--- start ---
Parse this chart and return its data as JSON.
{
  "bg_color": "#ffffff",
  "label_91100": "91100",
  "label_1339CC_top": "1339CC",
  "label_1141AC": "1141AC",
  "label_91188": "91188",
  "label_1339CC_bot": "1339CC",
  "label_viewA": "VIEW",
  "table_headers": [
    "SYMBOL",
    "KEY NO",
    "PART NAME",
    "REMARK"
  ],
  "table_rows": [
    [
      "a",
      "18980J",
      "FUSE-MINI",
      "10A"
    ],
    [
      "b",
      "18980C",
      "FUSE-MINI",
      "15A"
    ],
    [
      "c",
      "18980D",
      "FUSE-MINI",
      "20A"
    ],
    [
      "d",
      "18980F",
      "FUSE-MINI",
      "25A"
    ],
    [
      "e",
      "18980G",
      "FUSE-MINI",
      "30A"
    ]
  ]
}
--- end ---
#### Work to be completed
Each of the records should be retyped exactly.

#### Output below
Parse this chart and return its data as JSON.
{
  "bg_color": "#ffffff",
  "label_91100": "91100",
  "label_1339CC_top": "1339CC",
  "label_1141AC": "1141AC",
  "label_91188": "91188",
  "label_1339CC_bot": "1339CC",
  "label_viewA": "VIEW",
  "table_headers": [
    "SYMBOL",
    "KEY NO",
    "PART NAME",
    "REMARK"
  ],
  "table_rows": [
    [
      "a",
      "18980J",
      "FUSE-MINI",
      "10A"
    ],
    [
      "b",
      "18980C",
      "FUSE-MINI",
      "15A"
    ],
    [
      "c",
      "18980D",
      "FUSE-MINI",
      "20A"
    ],
    [
      "d",
      "18980F",
      "FUSE-MINI",
      "25A"
    ],
    [
      "e",
      "18980G",
      "FUSE-MINI",
      "30A"
    ]
  ]
}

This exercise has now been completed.